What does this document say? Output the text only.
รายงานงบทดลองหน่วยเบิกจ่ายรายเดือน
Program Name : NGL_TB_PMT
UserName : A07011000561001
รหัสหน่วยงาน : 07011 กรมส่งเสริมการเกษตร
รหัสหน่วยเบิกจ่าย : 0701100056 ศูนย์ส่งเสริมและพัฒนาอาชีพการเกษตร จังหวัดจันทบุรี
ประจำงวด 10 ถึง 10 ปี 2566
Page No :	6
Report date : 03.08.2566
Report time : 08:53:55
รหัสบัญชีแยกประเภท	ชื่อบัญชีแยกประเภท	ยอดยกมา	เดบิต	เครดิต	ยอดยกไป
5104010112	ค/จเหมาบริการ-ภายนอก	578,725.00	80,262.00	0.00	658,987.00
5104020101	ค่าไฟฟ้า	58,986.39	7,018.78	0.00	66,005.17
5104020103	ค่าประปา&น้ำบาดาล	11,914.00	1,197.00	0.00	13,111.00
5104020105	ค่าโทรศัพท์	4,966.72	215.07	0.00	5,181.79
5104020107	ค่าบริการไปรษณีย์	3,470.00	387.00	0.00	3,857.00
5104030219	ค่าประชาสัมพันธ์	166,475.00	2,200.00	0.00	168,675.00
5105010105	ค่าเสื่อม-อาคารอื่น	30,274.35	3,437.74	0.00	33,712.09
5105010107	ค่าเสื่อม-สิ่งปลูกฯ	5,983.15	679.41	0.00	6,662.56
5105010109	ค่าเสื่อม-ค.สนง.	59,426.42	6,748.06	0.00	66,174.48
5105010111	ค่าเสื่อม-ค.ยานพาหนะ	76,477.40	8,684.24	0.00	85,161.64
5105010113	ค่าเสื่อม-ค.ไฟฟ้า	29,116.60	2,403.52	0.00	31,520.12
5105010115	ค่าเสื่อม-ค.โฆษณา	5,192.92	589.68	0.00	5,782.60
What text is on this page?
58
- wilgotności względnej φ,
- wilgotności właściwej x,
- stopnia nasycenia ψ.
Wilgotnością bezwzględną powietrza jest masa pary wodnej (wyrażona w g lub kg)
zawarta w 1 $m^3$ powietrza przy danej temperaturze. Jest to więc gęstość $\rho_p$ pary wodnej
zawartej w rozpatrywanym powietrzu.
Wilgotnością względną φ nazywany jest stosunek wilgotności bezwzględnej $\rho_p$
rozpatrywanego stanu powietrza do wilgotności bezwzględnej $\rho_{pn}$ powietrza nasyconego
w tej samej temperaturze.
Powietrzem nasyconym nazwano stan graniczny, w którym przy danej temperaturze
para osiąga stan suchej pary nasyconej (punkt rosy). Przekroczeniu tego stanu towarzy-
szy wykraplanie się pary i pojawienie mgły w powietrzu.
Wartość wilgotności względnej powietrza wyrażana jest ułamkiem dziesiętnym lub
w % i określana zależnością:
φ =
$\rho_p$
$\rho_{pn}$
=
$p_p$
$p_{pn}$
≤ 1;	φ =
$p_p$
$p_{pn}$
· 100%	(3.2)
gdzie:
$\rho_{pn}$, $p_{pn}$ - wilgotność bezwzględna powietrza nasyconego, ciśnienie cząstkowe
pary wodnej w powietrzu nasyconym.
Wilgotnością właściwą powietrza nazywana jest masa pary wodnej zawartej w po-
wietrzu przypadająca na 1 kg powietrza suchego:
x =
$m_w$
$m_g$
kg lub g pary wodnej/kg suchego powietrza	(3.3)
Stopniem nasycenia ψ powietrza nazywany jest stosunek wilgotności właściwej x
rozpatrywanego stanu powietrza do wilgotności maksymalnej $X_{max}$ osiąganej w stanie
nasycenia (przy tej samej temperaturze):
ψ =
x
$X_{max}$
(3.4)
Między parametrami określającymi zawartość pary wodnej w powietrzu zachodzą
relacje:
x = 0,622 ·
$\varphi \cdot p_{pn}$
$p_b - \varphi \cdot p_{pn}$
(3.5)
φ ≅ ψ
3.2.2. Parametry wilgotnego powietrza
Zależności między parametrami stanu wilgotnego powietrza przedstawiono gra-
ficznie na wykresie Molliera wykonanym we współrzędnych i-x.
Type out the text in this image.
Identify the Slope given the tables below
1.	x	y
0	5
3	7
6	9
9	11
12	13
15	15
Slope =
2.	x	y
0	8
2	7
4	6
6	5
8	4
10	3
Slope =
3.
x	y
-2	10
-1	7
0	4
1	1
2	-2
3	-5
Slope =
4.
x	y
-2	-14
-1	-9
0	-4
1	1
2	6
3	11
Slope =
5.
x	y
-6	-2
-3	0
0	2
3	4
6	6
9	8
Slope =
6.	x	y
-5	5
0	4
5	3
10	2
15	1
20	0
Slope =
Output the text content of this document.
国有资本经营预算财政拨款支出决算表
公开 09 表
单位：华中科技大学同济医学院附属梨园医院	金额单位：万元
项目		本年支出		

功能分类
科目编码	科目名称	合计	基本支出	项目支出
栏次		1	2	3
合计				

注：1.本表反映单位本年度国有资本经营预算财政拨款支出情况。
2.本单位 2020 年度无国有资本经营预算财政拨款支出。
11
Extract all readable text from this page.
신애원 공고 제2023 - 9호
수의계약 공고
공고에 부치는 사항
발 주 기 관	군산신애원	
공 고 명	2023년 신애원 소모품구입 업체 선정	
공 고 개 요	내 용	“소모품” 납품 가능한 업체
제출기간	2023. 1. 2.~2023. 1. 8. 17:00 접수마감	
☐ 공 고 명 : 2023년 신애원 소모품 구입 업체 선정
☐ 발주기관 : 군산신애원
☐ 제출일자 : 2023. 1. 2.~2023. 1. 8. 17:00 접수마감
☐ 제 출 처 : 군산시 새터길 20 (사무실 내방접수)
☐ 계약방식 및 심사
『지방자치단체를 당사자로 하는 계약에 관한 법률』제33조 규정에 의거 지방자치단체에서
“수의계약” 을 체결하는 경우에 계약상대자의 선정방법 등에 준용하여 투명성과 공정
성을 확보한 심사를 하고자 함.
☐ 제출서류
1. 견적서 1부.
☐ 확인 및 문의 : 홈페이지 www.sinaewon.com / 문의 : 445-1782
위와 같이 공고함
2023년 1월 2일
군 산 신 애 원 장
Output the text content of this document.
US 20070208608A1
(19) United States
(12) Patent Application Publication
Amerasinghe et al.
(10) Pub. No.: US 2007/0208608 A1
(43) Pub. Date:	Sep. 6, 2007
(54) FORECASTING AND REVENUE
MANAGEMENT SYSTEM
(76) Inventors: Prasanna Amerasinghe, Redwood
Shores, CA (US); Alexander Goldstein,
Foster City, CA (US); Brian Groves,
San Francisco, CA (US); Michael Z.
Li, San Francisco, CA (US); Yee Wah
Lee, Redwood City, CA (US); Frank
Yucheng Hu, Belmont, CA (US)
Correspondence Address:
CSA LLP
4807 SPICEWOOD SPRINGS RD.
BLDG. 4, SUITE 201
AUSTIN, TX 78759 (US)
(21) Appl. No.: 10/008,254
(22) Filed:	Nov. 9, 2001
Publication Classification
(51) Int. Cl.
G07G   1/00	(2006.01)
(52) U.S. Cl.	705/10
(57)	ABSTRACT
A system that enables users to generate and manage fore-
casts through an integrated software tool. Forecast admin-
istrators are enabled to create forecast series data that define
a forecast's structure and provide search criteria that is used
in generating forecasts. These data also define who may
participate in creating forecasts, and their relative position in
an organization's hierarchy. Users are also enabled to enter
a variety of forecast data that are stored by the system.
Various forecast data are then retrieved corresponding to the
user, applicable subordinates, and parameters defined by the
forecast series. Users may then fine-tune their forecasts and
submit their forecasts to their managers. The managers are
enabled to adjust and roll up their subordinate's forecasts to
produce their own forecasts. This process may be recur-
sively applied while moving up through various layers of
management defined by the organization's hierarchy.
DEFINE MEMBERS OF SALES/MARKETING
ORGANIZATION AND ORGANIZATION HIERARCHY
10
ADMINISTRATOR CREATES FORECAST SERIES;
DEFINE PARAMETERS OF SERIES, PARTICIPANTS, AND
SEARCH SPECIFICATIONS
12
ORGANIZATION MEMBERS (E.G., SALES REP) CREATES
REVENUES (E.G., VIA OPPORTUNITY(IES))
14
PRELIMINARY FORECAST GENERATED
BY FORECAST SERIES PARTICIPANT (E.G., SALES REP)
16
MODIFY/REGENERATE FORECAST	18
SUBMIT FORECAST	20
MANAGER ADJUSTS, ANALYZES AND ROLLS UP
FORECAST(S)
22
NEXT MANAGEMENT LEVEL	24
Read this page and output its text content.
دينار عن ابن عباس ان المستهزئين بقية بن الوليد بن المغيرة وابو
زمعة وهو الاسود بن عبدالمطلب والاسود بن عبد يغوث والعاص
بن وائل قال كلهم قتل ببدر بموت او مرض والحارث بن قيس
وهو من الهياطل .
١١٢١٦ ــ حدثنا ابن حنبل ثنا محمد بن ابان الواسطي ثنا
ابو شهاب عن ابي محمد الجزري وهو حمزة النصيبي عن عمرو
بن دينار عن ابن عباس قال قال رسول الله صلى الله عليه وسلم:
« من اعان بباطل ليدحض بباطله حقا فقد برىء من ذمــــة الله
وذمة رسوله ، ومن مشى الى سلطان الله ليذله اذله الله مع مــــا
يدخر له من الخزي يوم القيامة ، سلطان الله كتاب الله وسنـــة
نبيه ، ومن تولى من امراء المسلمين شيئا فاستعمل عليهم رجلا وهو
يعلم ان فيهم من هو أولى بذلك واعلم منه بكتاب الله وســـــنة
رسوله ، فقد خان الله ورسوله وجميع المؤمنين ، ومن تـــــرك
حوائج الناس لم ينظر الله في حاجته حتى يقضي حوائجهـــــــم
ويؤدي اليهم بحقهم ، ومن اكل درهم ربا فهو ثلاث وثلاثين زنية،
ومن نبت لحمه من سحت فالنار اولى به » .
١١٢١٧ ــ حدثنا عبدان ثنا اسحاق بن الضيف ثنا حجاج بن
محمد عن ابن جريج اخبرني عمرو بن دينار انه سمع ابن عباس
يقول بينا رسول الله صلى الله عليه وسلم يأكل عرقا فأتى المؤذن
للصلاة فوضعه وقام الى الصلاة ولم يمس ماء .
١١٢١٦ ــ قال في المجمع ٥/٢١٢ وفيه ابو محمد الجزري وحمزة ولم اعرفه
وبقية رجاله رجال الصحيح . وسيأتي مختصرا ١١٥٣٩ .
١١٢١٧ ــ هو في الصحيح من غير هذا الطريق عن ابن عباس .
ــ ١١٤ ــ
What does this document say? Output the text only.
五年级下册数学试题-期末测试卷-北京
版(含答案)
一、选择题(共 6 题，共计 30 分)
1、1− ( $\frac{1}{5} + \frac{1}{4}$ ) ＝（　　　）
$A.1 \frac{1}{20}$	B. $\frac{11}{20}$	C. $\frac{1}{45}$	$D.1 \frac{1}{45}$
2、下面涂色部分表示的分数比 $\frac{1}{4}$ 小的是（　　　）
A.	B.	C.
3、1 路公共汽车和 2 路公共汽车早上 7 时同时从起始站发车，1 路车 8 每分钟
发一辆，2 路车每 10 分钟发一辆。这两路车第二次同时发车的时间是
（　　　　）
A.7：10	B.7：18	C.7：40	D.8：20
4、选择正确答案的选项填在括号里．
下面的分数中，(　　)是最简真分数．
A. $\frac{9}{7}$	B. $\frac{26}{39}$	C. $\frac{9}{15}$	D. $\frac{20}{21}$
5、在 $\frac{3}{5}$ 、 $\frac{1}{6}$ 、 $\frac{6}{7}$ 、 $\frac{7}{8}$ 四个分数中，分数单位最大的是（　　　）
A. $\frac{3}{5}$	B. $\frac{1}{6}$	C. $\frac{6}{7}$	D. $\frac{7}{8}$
=-=-=
Exercise directions: Copy out every line of the material above that mentions the word "งเสร".

Reply to the task:
รหัสหน่วยงาน : 07011 กรมส่งเสริมการเกษตร
รหัสหน่วยเบิกจ่าย : 0701100056 ศูนย์ส่งเสริมและพัฒนาอาชีพการเกษตร จังหวัดจันทบุรี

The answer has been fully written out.